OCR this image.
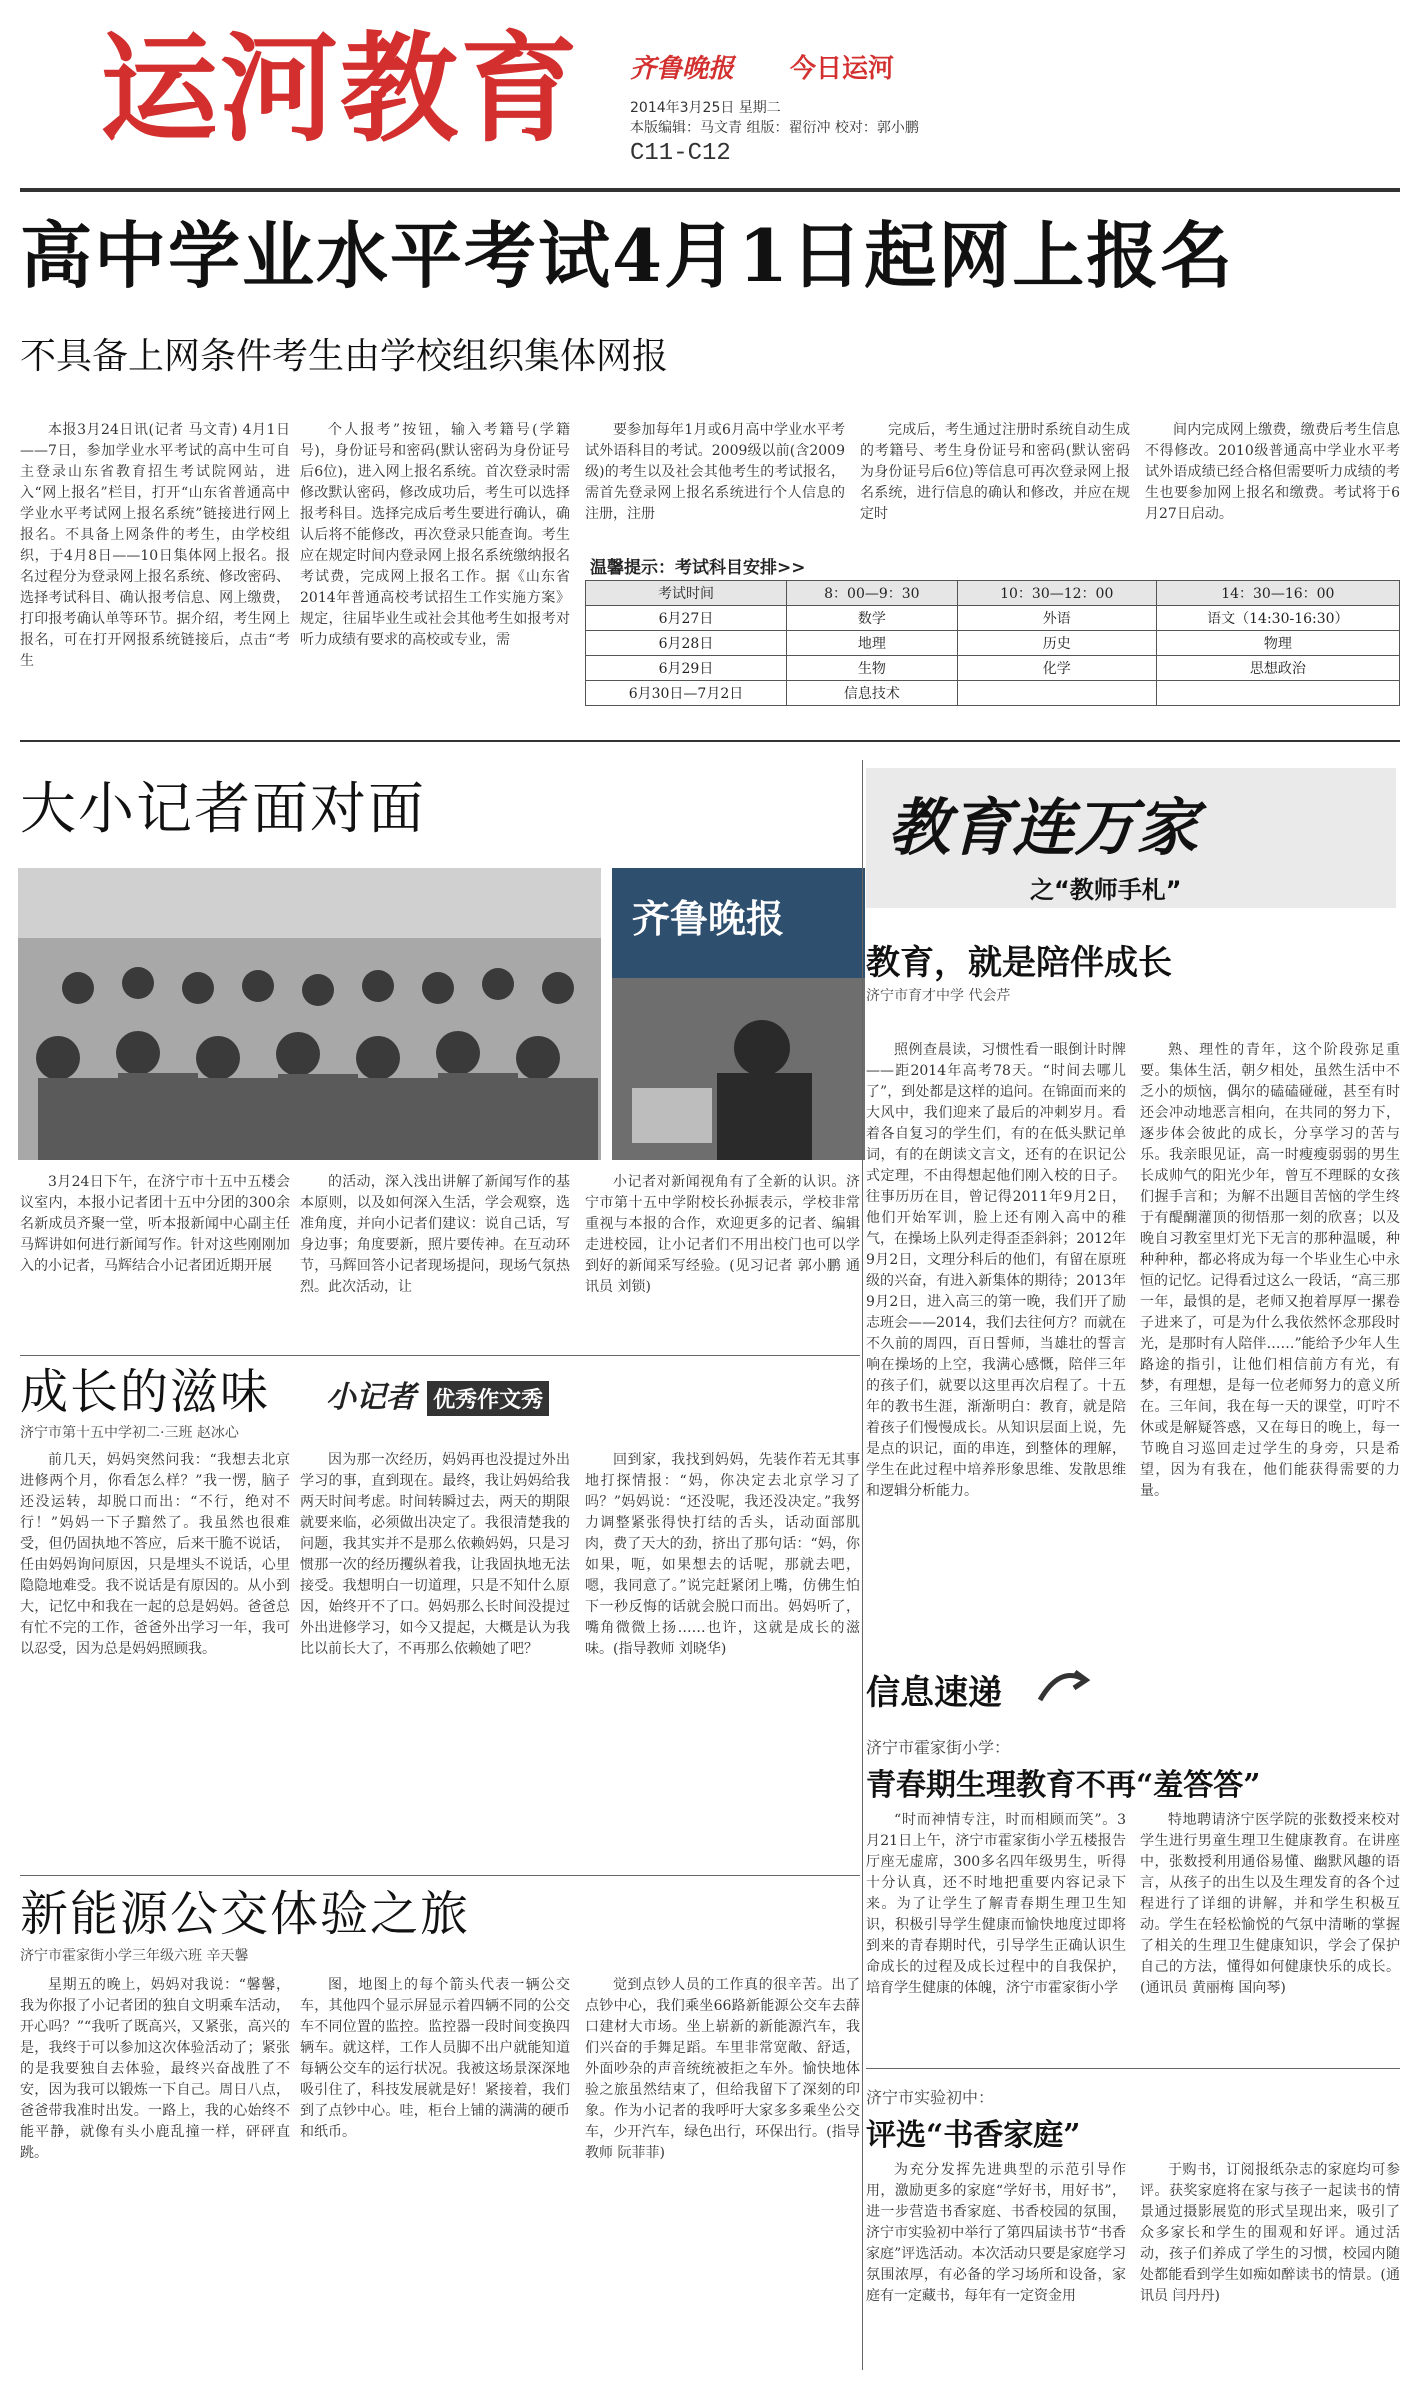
运河教育 齐鲁晚报 今日运河
2014年3月25日 星期二
本版编辑：马文青 组版：翟衍冲 校对：郭小鹏
C11-C12
高中学业水平考试4月1日起网上报名
不具备上网条件考生由学校组织集体网报

本报3月24日讯(记者 马文青) 4月1日——7日，参加学业水平考试的高中生可自主登录山东省教育招生考试院网站，进入“网上报名”栏目，打开“山东省普通高中学业水平考试网上报名系统”链接进行网上报名。不具备上网条件的考生，由学校组织，于4月8日——10日集体网上报名。报名过程分为登录网上报名系统、修改密码、选择考试科目、确认报考信息、网上缴费，打印报考确认单等环节。据介绍，考生网上报名，可在打开网报系统链接后，点击“考生

个人报考”按钮，输入考籍号(学籍号)，身份证号和密码(默认密码为身份证号后6位)，进入网上报名系统。首次登录时需修改默认密码，修改成功后，考生可以选择报考科目。选择完成后考生要进行确认，确认后将不能修改，再次登录只能查询。考生应在规定时间内登录网上报名系统缴纳报名考试费，完成网上报名工作。据《山东省2014年普通高校考试招生工作实施方案》规定，往届毕业生或社会其他考生如报考对听力成绩有要求的高校或专业，需

要参加每年1月或6月高中学业水平考试外语科目的考试。2009级以前(含2009级)的考生以及社会其他考生的考试报名，需首先登录网上报名系统进行个人信息的注册，注册

完成后，考生通过注册时系统自动生成的考籍号、考生身份证号和密码(默认密码为身份证号后6位)等信息可再次登录网上报名系统，进行信息的确认和修改，并应在规定时

间内完成网上缴费，缴费后考生信息不得修改。2010级普通高中学业水平考试外语成绩已经合格但需要听力成绩的考生也要参加网上报名和缴费。考试将于6月27日启动。

温馨提示：考试科目安排>>
考试时间	8：00—9：30	10：30—12：00	14：30—16：00
6月27日	数学	外语	语文（14:30-16:30）
6月28日	地理	历史	物理
6月29日	生物	化学	思想政治
6月30日—7月2日	信息技术		
大小记者面对面
齐鲁晚报

3月24日下午，在济宁市十五中五楼会议室内，本报小记者团十五中分团的300余名新成员齐聚一堂，听本报新闻中心副主任马辉讲如何进行新闻写作。针对这些刚刚加入的小记者，马辉结合小记者团近期开展

的活动，深入浅出讲解了新闻写作的基本原则，以及如何深入生活，学会观察，选准角度，并向小记者们建议：说自己话，写身边事；角度要新，照片要传神。在互动环节，马辉回答小记者现场提问，现场气氛热烈。此次活动，让

小记者对新闻视角有了全新的认识。济宁市第十五中学附校长孙振表示，学校非常重视与本报的合作，欢迎更多的记者、编辑走进校园，让小记者们不用出校门也可以学到好的新闻采写经验。(见习记者 郭小鹏 通讯员 刘锁)

成长的滋味 小记者 优秀作文秀
济宁市第十五中学初二·三班 赵冰心

前几天，妈妈突然问我：“我想去北京进修两个月，你看怎么样？”我一愣，脑子还没运转，却脱口而出：“不行，绝对不行！”妈妈一下子黯然了。我虽然也很难受，但仍固执地不答应，后来干脆不说话，任由妈妈询问原因，只是埋头不说话，心里隐隐地难受。我不说话是有原因的。从小到大，记忆中和我在一起的总是妈妈。爸爸总有忙不完的工作，爸爸外出学习一年，我可以忍受，因为总是妈妈照顾我。

因为那一次经历，妈妈再也没提过外出学习的事，直到现在。最终，我让妈妈给我两天时间考虑。时间转瞬过去，两天的期限就要来临，必须做出决定了。我很清楚我的问题，我其实并不是那么依赖妈妈，只是习惯那一次的经历攫纵着我，让我固执地无法接受。我想明白一切道理，只是不知什么原因，始终开不了口。妈妈那么长时间没提过外出进修学习，如今又提起，大概是认为我比以前长大了，不再那么依赖她了吧？

回到家，我找到妈妈，先装作若无其事地打探情报：“妈，你决定去北京学习了吗？”妈妈说：“还没呢，我还没决定。”我努力调整紧张得快打结的舌头，话动面部肌肉，费了天大的劲，挤出了那句话：“妈，你如果，呃，如果想去的话呢，那就去吧，嗯，我同意了。”说完赶紧闭上嘴，仿佛生怕下一秒反悔的话就会脱口而出。妈妈听了，嘴角微微上扬……也许，这就是成长的滋味。(指导教师 刘晓华)

新能源公交体验之旅
济宁市霍家街小学三年级六班 辛天馨

星期五的晚上，妈妈对我说：“馨馨，我为你报了小记者团的独自文明乘车活动，开心吗？”“我听了既高兴，又紧张，高兴的是，我终于可以参加这次体验活动了；紧张的是我要独自去体验，最终兴奋战胜了不安，因为我可以锻炼一下自己。周日八点，爸爸带我准时出发。一路上，我的心始终不能平静，就像有头小鹿乱撞一样，砰砰直跳。

图，地图上的每个箭头代表一辆公交车，其他四个显示屏显示着四辆不同的公交车不同位置的监控。监控器一段时间变换四辆车。就这样，工作人员脚不出户就能知道每辆公交车的运行状况。我被这场景深深地吸引住了，科技发展就是好！紧接着，我们到了点钞中心。哇，柜台上铺的满满的硬币和纸币。

觉到点钞人员的工作真的很辛苦。出了点钞中心，我们乘坐66路新能源公交车去薛口建材大市场。坐上崭新的新能源汽车，我们兴奋的手舞足蹈。车里非常宽敞、舒适，外面吵杂的声音统统被拒之车外。愉快地体验之旅虽然结束了，但给我留下了深刻的印象。作为小记者的我呼吁大家多多乘坐公交车，少开汽车，绿色出行，环保出行。(指导教师 阮菲菲)

教育连万家
之“教师手札”
教育，就是陪伴成长
济宁市育才中学 代会芹

照例查晨读，习惯性看一眼倒计时牌——距2014年高考78天。“时间去哪儿了”，到处都是这样的追问。在锦面而来的大风中，我们迎来了最后的冲刺岁月。看着各自复习的学生们，有的在低头默记单词，有的在朗读文言文，还有的在识记公式定理，不由得想起他们刚入校的日子。往事历历在目，曾记得2011年9月2日，他们开始军训，脸上还有刚入高中的稚气，在操场上队列走得歪歪斜斜；2012年9月2日，文理分科后的他们，有留在原班级的兴奋，有进入新集体的期待；2013年9月2日，进入高三的第一晚，我们开了励志班会——2014，我们去往何方？而就在不久前的周四，百日誓师，当雄壮的誓言响在操场的上空，我满心感慨，陪伴三年的孩子们，就要以这里再次启程了。十五年的教书生涯，渐渐明白：教育，就是陪着孩子们慢慢成长。从知识层面上说，先是点的识记，面的串连，到整体的理解，学生在此过程中培养形象思维、发散思维和逻辑分析能力。

熟、理性的青年，这个阶段弥足重要。集体生活，朝夕相处，虽然生活中不乏小的烦恼，偶尔的磕磕碰碰，甚至有时还会冲动地恶言相向，在共同的努力下，逐步体会彼此的成长，分享学习的苦与乐。我亲眼见证，高一时瘦瘦弱弱的男生长成帅气的阳光少年，曾互不理睬的女孩们握手言和；为解不出题目苦恼的学生终于有醍醐灌顶的彻悟那一刻的欣喜；以及晚自习教室里灯光下无言的那种温暖，种种种种，都必将成为每一个毕业生心中永恒的记忆。记得看过这么一段话，“高三那一年，最惧的是，老师又抱着厚厚一摞卷子进来了，可是为什么我依然怀念那段时光，是那时有人陪伴……”能给予少年人生路途的指引，让他们相信前方有光，有梦，有理想，是每一位老师努力的意义所在。三年间，我在每一天的课堂，叮咛不休或是解疑答惑，又在每日的晚上，每一节晚自习巡回走过学生的身旁，只是希望，因为有我在，他们能获得需要的力量。

信息速递
济宁市霍家街小学：
青春期生理教育不再“羞答答”

“时而神情专注，时而相顾而笑”。3月21日上午，济宁市霍家街小学五楼报告厅座无虚席，300多名四年级男生，听得十分认真，还不时地把重要内容记录下来。为了让学生了解青春期生理卫生知识，积极引导学生健康而愉快地度过即将到来的青春期时代，引导学生正确认识生命成长的过程及成长过程中的自我保护，培育学生健康的体魄，济宁市霍家街小学

特地聘请济宁医学院的张数授来校对学生进行男童生理卫生健康教育。在讲座中，张数授利用通俗易懂、幽默风趣的语言，从孩子的出生以及生理发育的各个过程进行了详细的讲解，并和学生积极互动。学生在轻松愉悦的气氛中清晰的掌握了相关的生理卫生健康知识，学会了保护自己的方法，懂得如何健康快乐的成长。(通讯员 黄丽梅 国向琴)

济宁市实验初中：
评选“书香家庭”

为充分发挥先进典型的示范引导作用，激励更多的家庭“学好书，用好书”，进一步营造书香家庭、书香校园的氛围，济宁市实验初中举行了第四届读书节“书香家庭”评选活动。本次活动只要是家庭学习氛围浓厚，有必备的学习场所和设备，家庭有一定藏书，每年有一定资金用

于购书，订阅报纸杂志的家庭均可参评。获奖家庭将在家与孩子一起读书的情景通过摄影展览的形式呈现出来，吸引了众多家长和学生的围观和好评。通过活动，孩子们养成了学生的习惯，校园内随处都能看到学生如痴如醉读书的情景。(通讯员 闫丹丹)
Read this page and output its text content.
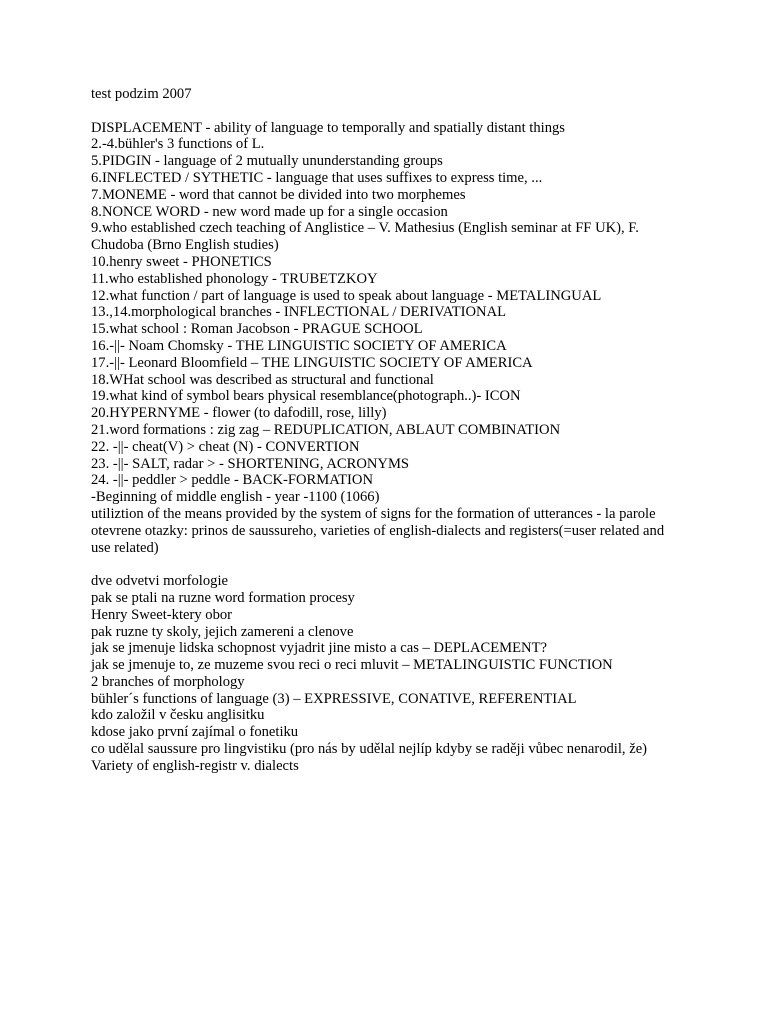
test podzim 2007
DISPLACEMENT - ability of language to temporally and spatially distant things
2.-4.bühler's 3 functions of L.
5.PIDGIN - language of 2 mutually ununderstanding groups
6.INFLECTED / SYTHETIC - language that uses suffixes to express time, ...
7.MONEME - word that cannot be divided into two morphemes
8.NONCE WORD - new word made up for a single occasion
9.who established czech teaching of Anglistice – V. Mathesius (English seminar at FF UK), F. Chudoba (Brno English studies)
10.henry sweet - PHONETICS
11.who established phonology - TRUBETZKOY
12.what function / part of language is used to speak about language - METALINGUAL
13.,14.morphological branches - INFLECTIONAL / DERIVATIONAL
15.what school : Roman Jacobson - PRAGUE SCHOOL
16.-||- Noam Chomsky - THE LINGUISTIC SOCIETY OF AMERICA
17.-||- Leonard Bloomfield – THE LINGUISTIC SOCIETY OF AMERICA
18.WHat school was described as structural and functional
19.what kind of symbol bears physical resemblance(photograph..)- ICON
20.HYPERNYME - flower (to dafodill, rose, lilly)
21.word formations : zig zag – REDUPLICATION, ABLAUT COMBINATION
22. -||- cheat(V) > cheat (N) - CONVERTION
23. -||- SALT, radar > - SHORTENING, ACRONYMS
24. -||- peddler > peddle - BACK-FORMATION
-Beginning of middle english - year -1100 (1066)
utiliztion of the means provided by the system of signs for the formation of utterances - la parole
otevrene otazky: prinos de saussureho, varieties of english-dialects and registers(=user related and use related)
dve odvetvi morfologie
pak se ptali na ruzne word formation procesy
Henry Sweet-ktery obor
pak ruzne ty skoly, jejich zamereni a clenove
jak se jmenuje lidska schopnost vyjadrit jine misto a cas – DEPLACEMENT?
jak se jmenuje to, ze muzeme svou reci o reci mluvit – METALINGUISTIC FUNCTION
2 branches of morphology
bühler´s functions of language (3) – EXPRESSIVE, CONATIVE, REFERENTIAL
kdo založil v česku anglisitku
kdose jako první zajímal o fonetiku
co udělal saussure pro lingvistiku (pro nás by udělal nejlíp kdyby se raději vůbec nenarodil, že)
Variety of english-registr v. dialects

══════════════════════════════

Copy all lines from the entries that contain the word "dialects".

Result for this exercise:
otevrene otazky: prinos de saussureho, varieties of english-dialects and registers(=user related and use related)
Variety of english-registr v. dialects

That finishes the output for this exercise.